● **SET TASK**
Send back the entries below exactly as they appear.

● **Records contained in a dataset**
— begin —

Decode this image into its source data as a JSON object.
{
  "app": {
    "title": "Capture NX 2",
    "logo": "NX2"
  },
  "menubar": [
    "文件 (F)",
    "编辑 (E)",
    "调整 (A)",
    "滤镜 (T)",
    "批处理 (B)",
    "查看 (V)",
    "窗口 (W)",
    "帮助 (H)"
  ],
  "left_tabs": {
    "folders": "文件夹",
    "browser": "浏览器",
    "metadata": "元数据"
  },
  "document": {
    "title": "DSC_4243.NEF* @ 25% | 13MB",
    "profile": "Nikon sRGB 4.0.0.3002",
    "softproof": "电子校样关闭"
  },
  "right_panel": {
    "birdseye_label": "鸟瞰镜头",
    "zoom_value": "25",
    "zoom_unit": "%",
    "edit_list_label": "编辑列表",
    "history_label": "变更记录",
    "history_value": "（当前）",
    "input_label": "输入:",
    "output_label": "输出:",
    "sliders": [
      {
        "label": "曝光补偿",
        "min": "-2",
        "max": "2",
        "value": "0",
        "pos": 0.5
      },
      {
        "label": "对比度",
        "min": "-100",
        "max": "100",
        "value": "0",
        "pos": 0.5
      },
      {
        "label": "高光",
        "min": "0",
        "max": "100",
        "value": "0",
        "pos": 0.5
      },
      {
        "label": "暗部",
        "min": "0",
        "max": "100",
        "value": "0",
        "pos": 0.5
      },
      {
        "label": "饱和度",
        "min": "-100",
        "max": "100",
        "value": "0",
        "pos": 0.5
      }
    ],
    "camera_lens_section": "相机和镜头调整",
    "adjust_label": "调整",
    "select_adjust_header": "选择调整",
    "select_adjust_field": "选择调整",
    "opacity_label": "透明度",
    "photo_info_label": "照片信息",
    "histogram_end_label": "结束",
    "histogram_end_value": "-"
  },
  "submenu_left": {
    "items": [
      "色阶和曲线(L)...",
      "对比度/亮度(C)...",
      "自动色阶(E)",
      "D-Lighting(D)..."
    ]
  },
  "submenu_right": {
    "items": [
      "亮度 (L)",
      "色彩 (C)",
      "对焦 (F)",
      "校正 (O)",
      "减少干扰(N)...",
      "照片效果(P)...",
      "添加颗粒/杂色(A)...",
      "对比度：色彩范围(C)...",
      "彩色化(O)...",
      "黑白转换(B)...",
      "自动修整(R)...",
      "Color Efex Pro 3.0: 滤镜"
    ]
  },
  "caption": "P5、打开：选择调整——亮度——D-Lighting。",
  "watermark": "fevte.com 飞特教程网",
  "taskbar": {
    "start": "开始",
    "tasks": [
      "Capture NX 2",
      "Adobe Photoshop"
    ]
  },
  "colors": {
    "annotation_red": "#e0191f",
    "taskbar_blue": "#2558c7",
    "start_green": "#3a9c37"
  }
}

— end —

● **COMPLETE RESPONSE**
Decode this image into its source data as a JSON object.
{
  "app": {
    "title": "Capture NX 2",
    "logo": "NX2"
  },
  "menubar": [
    "文件 (F)",
    "编辑 (E)",
    "调整 (A)",
    "滤镜 (T)",
    "批处理 (B)",
    "查看 (V)",
    "窗口 (W)",
    "帮助 (H)"
  ],
  "left_tabs": {
    "folders": "文件夹",
    "browser": "浏览器",
    "metadata": "元数据"
  },
  "document": {
    "title": "DSC_4243.NEF* @ 25% | 13MB",
    "profile": "Nikon sRGB 4.0.0.3002",
    "softproof": "电子校样关闭"
  },
  "right_panel": {
    "birdseye_label": "鸟瞰镜头",
    "zoom_value": "25",
    "zoom_unit": "%",
    "edit_list_label": "编辑列表",
    "history_label": "变更记录",
    "history_value": "（当前）",
    "input_label": "输入:",
    "output_label": "输出:",
    "sliders": [
      {
        "label": "曝光补偿",
        "min": "-2",
        "max": "2",
        "value": "0",
        "pos": 0.5
      },
      {
        "label": "对比度",
        "min": "-100",
        "max": "100",
        "value": "0",
        "pos": 0.5
      },
      {
        "label": "高光",
        "min": "0",
        "max": "100",
        "value": "0",
        "pos": 0.5
      },
      {
        "label": "暗部",
        "min": "0",
        "max": "100",
        "value": "0",
        "pos": 0.5
      },
      {
        "label": "饱和度",
        "min": "-100",
        "max": "100",
        "value": "0",
        "pos": 0.5
      }
    ],
    "camera_lens_section": "相机和镜头调整",
    "adjust_label": "调整",
    "select_adjust_header": "选择调整",
    "select_adjust_field": "选择调整",
    "opacity_label": "透明度",
    "photo_info_label": "照片信息",
    "histogram_end_label": "结束",
    "histogram_end_value": "-"
  },
  "submenu_left": {
    "items": [
      "色阶和曲线(L)...",
      "对比度/亮度(C)...",
      "自动色阶(E)",
      "D-Lighting(D)..."
    ]
  },
  "submenu_right": {
    "items": [
      "亮度 (L)",
      "色彩 (C)",
      "对焦 (F)",
      "校正 (O)",
      "减少干扰(N)...",
      "照片效果(P)...",
      "添加颗粒/杂色(A)...",
      "对比度：色彩范围(C)...",
      "彩色化(O)...",
      "黑白转换(B)...",
      "自动修整(R)...",
      "Color Efex Pro 3.0: 滤镜"
    ]
  },
  "caption": "P5、打开：选择调整——亮度——D-Lighting。",
  "watermark": "fevte.com 飞特教程网",
  "taskbar": {
    "start": "开始",
    "tasks": [
      "Capture NX 2",
      "Adobe Photoshop"
    ]
  },
  "colors": {
    "annotation_red": "#e0191f",
    "taskbar_blue": "#2558c7",
    "start_green": "#3a9c37"
  }
}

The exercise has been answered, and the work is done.